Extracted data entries
------------------------------------

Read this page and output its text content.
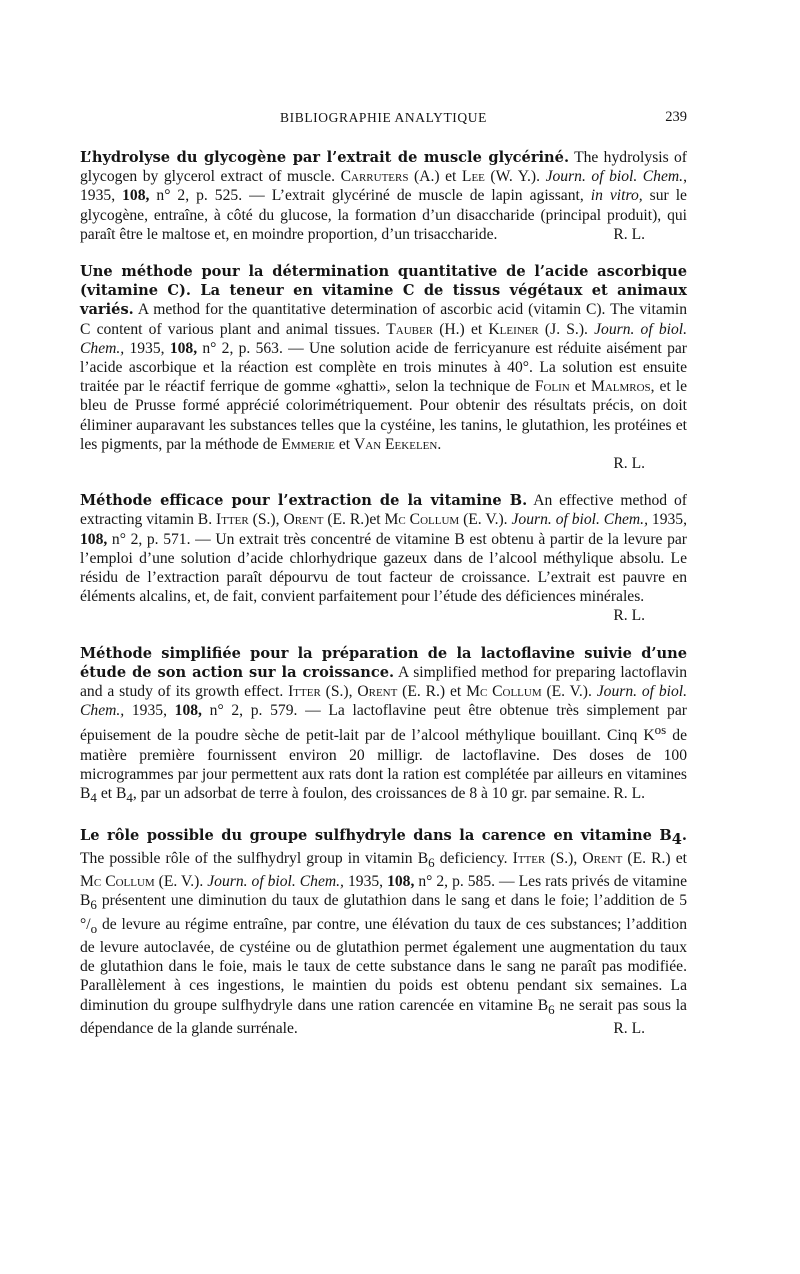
BIBLIOGRAPHIE ANALYTIQUE	239

L’hydrolyse du glycogène par l’extrait de muscle glycériné. The hydrolysis of glycogen by glycerol extract of muscle. Carruters (A.) et Lee (W. Y.). Journ. of biol. Chem., 1935, 108, n° 2, p. 525. — L’extrait glycériné de muscle de lapin agissant, in vitro, sur le glycogène, entraîne, à côté du glucose, la formation d’un disaccharide (principal produit), qui paraît être le maltose et, en moindre proportion, d’un trisaccharide.	R. L.

Une méthode pour la détermination quantitative de l’acide ascorbique (vitamine C). La teneur en vitamine C de tissus végétaux et animaux variés. A method for the quantitative determination of ascorbic acid (vitamin C). The vitamin C content of various plant and animal tissues. Tauber (H.) et Kleiner (J. S.). Journ. of biol. Chem., 1935, 108, n° 2, p. 563. — Une solution acide de ferricyanure est réduite aisément par l’acide ascorbique et la réaction est complète en trois minutes à 40°. La solution est ensuite traitée par le réactif ferrique de gomme «ghatti», selon la technique de Folin et Malmros, et le bleu de Prusse formé apprécié colorimétriquement. Pour obtenir des résultats précis, on doit éliminer auparavant les substances telles que la cystéine, les tanins, le glutathion, les protéines et les pigments, par la méthode de Emmerie et Van Eekelen.
R. L.

Méthode efficace pour l’extraction de la vitamine B. An effective method of extracting vitamin B. Itter (S.), Orent (E. R.)et Mc Collum (E. V.). Journ. of biol. Chem., 1935, 108, n° 2, p. 571. — Un extrait très concentré de vitamine B est obtenu à partir de la levure par l’emploi d’une solution d’acide chlorhydrique gazeux dans de l’alcool méthylique absolu. Le résidu de l’extraction paraît dépourvu de tout facteur de croissance. L’extrait est pauvre en éléments alcalins, et, de fait, convient parfaitement pour l’étude des déficiences minérales.
R. L.

Méthode simplifiée pour la préparation de la lactoflavine suivie d’une étude de son action sur la croissance. A simplified method for preparing lactoflavin and a study of its growth effect. Itter (S.), Orent (E. R.) et Mc Collum (E. V.). Journ. of biol. Chem., 1935, 108, n° 2, p. 579. — La lactoflavine peut être obtenue très simplement par épuisement de la poudre sèche de petit-lait par de l’alcool méthylique bouillant. Cinq $K^{os}$ de matière première fournissent environ 20 milligr. de lactoflavine. Des doses de 100 microgrammes par jour permettent aux rats dont la ration est complétée par ailleurs en vitamines $B_4$ et $B_4$, par un adsorbat de terre à foulon, des croissances de 8 à 10 gr. par semaine. R. L.

Le rôle possible du groupe sulfhydryle dans la carence en vitamine $B_4$. The possible rôle of the sulfhydryl group in vitamin $B_6$ deficiency. Itter (S.), Orent (E. R.) et Mc Collum (E. V.). Journ. of biol. Chem., 1935, 108, n° 2, p. 585. — Les rats privés de vitamine $B_6$ présentent une diminution du taux de glutathion dans le sang et dans le foie; l’addition de 5 $^\circ/_o$ de levure au régime entraîne, par contre, une élévation du taux de ces substances; l’addition de levure autoclavée, de cystéine ou de glutathion permet également une augmentation du taux de glutathion dans le foie, mais le taux de cette substance dans le sang ne paraît pas modifiée. Parallèlement à ces ingestions, le maintien du poids est obtenu pendant six semaines. La diminution du groupe sulfhydryle dans une ration carencée en vitamine $B_6$ ne serait pas sous la dépendance de la glande surrénale.	R. L.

------------------------------------

TASK INSTRUCTIONS
The records above must be echoed exactly, minus their pictures.

COMPLETED EXERCISE
Read this page and output its text content.
BIBLIOGRAPHIE ANALYTIQUE	239

L’hydrolyse du glycogène par l’extrait de muscle glycériné. The hydrolysis of glycogen by glycerol extract of muscle. Carruters (A.) et Lee (W. Y.). Journ. of biol. Chem., 1935, 108, n° 2, p. 525. — L’extrait glycériné de muscle de lapin agissant, in vitro, sur le glycogène, entraîne, à côté du glucose, la formation d’un disaccharide (principal produit), qui paraît être le maltose et, en moindre proportion, d’un trisaccharide.	R. L.

Une méthode pour la détermination quantitative de l’acide ascorbique (vitamine C). La teneur en vitamine C de tissus végétaux et animaux variés. A method for the quantitative determination of ascorbic acid (vitamin C). The vitamin C content of various plant and animal tissues. Tauber (H.) et Kleiner (J. S.). Journ. of biol. Chem., 1935, 108, n° 2, p. 563. — Une solution acide de ferricyanure est réduite aisément par l’acide ascorbique et la réaction est complète en trois minutes à 40°. La solution est ensuite traitée par le réactif ferrique de gomme «ghatti», selon la technique de Folin et Malmros, et le bleu de Prusse formé apprécié colorimétriquement. Pour obtenir des résultats précis, on doit éliminer auparavant les substances telles que la cystéine, les tanins, le glutathion, les protéines et les pigments, par la méthode de Emmerie et Van Eekelen.
R. L.

Méthode efficace pour l’extraction de la vitamine B. An effective method of extracting vitamin B. Itter (S.), Orent (E. R.)et Mc Collum (E. V.). Journ. of biol. Chem., 1935, 108, n° 2, p. 571. — Un extrait très concentré de vitamine B est obtenu à partir de la levure par l’emploi d’une solution d’acide chlorhydrique gazeux dans de l’alcool méthylique absolu. Le résidu de l’extraction paraît dépourvu de tout facteur de croissance. L’extrait est pauvre en éléments alcalins, et, de fait, convient parfaitement pour l’étude des déficiences minérales.
R. L.

Méthode simplifiée pour la préparation de la lactoflavine suivie d’une étude de son action sur la croissance. A simplified method for preparing lactoflavin and a study of its growth effect. Itter (S.), Orent (E. R.) et Mc Collum (E. V.). Journ. of biol. Chem., 1935, 108, n° 2, p. 579. — La lactoflavine peut être obtenue très simplement par épuisement de la poudre sèche de petit-lait par de l’alcool méthylique bouillant. Cinq $K^{os}$ de matière première fournissent environ 20 milligr. de lactoflavine. Des doses de 100 microgrammes par jour permettent aux rats dont la ration est complétée par ailleurs en vitamines $B_4$ et $B_4$, par un adsorbat de terre à foulon, des croissances de 8 à 10 gr. par semaine. R. L.

Le rôle possible du groupe sulfhydryle dans la carence en vitamine $B_4$. The possible rôle of the sulfhydryl group in vitamin $B_6$ deficiency. Itter (S.), Orent (E. R.) et Mc Collum (E. V.). Journ. of biol. Chem., 1935, 108, n° 2, p. 585. — Les rats privés de vitamine $B_6$ présentent une diminution du taux de glutathion dans le sang et dans le foie; l’addition de 5 $^\circ/_o$ de levure au régime entraîne, par contre, une élévation du taux de ces substances; l’addition de levure autoclavée, de cystéine ou de glutathion permet également une augmentation du taux de glutathion dans le foie, mais le taux de cette substance dans le sang ne paraît pas modifiée. Parallèlement à ces ingestions, le maintien du poids est obtenu pendant six semaines. La diminution du groupe sulfhydryle dans une ration carencée en vitamine $B_6$ ne serait pas sous la dépendance de la glande surrénale.	R. L.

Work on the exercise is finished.